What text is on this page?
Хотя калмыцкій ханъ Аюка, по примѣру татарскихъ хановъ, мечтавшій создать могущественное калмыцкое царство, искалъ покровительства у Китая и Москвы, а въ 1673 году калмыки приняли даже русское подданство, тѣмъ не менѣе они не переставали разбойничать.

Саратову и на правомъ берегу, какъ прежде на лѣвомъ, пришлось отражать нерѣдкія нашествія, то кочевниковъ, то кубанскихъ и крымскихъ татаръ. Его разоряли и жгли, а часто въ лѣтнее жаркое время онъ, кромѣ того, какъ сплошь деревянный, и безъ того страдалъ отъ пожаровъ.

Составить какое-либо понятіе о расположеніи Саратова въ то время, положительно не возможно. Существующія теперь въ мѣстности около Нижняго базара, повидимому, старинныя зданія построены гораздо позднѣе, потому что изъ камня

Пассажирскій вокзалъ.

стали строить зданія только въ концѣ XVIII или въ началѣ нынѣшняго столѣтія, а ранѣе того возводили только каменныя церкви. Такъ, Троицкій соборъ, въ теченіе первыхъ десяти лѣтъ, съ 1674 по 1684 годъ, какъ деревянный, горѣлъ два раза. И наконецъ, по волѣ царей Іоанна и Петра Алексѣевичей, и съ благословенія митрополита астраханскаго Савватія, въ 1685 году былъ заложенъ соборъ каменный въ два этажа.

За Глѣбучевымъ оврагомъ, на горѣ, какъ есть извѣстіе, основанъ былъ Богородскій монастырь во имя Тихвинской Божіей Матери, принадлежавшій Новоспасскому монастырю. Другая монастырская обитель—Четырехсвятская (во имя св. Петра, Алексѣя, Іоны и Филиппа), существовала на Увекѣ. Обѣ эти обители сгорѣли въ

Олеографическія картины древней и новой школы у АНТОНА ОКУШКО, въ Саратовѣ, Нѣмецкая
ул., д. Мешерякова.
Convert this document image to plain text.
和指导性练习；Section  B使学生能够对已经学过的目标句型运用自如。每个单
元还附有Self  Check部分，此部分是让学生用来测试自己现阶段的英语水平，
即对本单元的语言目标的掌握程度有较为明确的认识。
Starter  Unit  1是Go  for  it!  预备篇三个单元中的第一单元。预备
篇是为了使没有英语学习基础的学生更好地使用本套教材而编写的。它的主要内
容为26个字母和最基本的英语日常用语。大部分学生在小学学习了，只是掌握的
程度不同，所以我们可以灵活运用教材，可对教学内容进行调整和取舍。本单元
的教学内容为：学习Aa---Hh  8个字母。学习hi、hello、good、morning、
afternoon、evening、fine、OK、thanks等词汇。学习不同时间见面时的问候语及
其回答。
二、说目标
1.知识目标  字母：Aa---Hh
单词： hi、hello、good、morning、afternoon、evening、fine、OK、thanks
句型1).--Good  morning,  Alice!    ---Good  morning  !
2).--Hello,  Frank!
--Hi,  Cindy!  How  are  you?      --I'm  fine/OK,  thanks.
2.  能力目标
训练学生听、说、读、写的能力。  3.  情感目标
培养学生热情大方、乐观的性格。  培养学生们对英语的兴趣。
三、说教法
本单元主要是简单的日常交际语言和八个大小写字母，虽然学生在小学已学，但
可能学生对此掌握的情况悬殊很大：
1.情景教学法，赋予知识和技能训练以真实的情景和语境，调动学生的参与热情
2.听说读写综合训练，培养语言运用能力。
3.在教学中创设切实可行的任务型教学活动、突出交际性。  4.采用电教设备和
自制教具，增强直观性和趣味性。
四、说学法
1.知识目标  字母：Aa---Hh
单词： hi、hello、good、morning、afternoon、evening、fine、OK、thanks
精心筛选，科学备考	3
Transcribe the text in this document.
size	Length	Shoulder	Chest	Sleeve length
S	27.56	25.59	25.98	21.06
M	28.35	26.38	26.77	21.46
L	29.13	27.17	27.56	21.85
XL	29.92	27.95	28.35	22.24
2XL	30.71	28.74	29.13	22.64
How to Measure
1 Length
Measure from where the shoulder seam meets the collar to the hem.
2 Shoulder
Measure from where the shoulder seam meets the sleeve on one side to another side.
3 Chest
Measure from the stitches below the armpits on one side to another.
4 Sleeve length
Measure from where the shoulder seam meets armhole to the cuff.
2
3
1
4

:::::

[REQUEST]
Copy out each line in the preceding records that contains "morning".

[EXPECTED ANSWER]
的教学内容为：学习Aa---Hh  8个字母。学习hi、hello、good、morning、
单词： hi、hello、good、morning、afternoon、evening、fine、OK、thanks
句型1).--Good  morning,  Alice!    ---Good  morning  !
单词： hi、hello、good、morning、afternoon、evening、fine、OK、thanks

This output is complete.